**The exercise**
Return all of the data exactly as given.
— start of Data section —
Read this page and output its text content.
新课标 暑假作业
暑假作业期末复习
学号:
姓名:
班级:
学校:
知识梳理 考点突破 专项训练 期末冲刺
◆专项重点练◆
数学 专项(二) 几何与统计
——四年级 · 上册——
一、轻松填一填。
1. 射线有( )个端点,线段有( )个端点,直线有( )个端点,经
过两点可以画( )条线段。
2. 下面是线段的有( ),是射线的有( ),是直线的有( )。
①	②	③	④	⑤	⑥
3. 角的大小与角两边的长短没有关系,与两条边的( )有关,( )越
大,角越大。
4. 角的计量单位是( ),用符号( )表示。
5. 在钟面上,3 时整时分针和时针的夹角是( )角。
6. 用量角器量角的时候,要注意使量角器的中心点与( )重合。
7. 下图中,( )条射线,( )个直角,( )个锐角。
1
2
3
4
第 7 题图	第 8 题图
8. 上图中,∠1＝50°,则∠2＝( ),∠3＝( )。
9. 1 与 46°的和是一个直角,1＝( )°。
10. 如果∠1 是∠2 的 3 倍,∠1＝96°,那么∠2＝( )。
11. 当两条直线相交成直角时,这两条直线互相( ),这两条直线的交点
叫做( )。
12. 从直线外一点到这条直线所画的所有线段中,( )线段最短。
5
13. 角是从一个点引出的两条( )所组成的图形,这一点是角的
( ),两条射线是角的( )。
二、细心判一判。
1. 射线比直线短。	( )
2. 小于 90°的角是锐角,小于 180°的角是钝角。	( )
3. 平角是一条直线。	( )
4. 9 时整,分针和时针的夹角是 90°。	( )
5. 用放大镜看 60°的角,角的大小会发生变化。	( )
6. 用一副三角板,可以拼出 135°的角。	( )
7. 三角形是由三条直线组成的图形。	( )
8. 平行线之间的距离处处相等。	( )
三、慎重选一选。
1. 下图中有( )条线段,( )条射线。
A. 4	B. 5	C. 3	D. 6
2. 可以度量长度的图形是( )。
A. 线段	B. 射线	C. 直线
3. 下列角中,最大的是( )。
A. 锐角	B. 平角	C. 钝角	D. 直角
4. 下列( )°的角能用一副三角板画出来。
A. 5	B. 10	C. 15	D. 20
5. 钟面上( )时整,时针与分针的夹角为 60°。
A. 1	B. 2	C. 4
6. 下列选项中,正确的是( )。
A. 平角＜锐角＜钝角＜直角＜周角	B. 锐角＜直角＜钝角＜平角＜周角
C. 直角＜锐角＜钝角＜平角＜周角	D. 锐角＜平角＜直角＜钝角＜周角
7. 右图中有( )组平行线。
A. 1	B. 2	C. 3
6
— end of Data section —
**Task output**
Read this page and output its text content.
新课标 暑假作业
暑假作业期末复习
学号:
姓名:
班级:
学校:
知识梳理 考点突破 专项训练 期末冲刺
◆专项重点练◆
数学 专项(二) 几何与统计
——四年级 · 上册——
一、轻松填一填。
1. 射线有( )个端点,线段有( )个端点,直线有( )个端点,经
过两点可以画( )条线段。
2. 下面是线段的有( ),是射线的有( ),是直线的有( )。
①	②	③	④	⑤	⑥
3. 角的大小与角两边的长短没有关系,与两条边的( )有关,( )越
大,角越大。
4. 角的计量单位是( ),用符号( )表示。
5. 在钟面上,3 时整时分针和时针的夹角是( )角。
6. 用量角器量角的时候,要注意使量角器的中心点与( )重合。
7. 下图中,( )条射线,( )个直角,( )个锐角。
1
2
3
4
第 7 题图	第 8 题图
8. 上图中,∠1＝50°,则∠2＝( ),∠3＝( )。
9. 1 与 46°的和是一个直角,1＝( )°。
10. 如果∠1 是∠2 的 3 倍,∠1＝96°,那么∠2＝( )。
11. 当两条直线相交成直角时,这两条直线互相( ),这两条直线的交点
叫做( )。
12. 从直线外一点到这条直线所画的所有线段中,( )线段最短。
5
13. 角是从一个点引出的两条( )所组成的图形,这一点是角的
( ),两条射线是角的( )。
二、细心判一判。
1. 射线比直线短。	( )
2. 小于 90°的角是锐角,小于 180°的角是钝角。	( )
3. 平角是一条直线。	( )
4. 9 时整,分针和时针的夹角是 90°。	( )
5. 用放大镜看 60°的角,角的大小会发生变化。	( )
6. 用一副三角板,可以拼出 135°的角。	( )
7. 三角形是由三条直线组成的图形。	( )
8. 平行线之间的距离处处相等。	( )
三、慎重选一选。
1. 下图中有( )条线段,( )条射线。
A. 4	B. 5	C. 3	D. 6
2. 可以度量长度的图形是( )。
A. 线段	B. 射线	C. 直线
3. 下列角中,最大的是( )。
A. 锐角	B. 平角	C. 钝角	D. 直角
4. 下列( )°的角能用一副三角板画出来。
A. 5	B. 10	C. 15	D. 20
5. 钟面上( )时整,时针与分针的夹角为 60°。
A. 1	B. 2	C. 4
6. 下列选项中,正确的是( )。
A. 平角＜锐角＜钝角＜直角＜周角	B. 锐角＜直角＜钝角＜平角＜周角
C. 直角＜锐角＜钝角＜平角＜周角	D. 锐角＜平角＜直角＜钝角＜周角
7. 右图中有( )组平行线。
A. 1	B. 2	C. 3
6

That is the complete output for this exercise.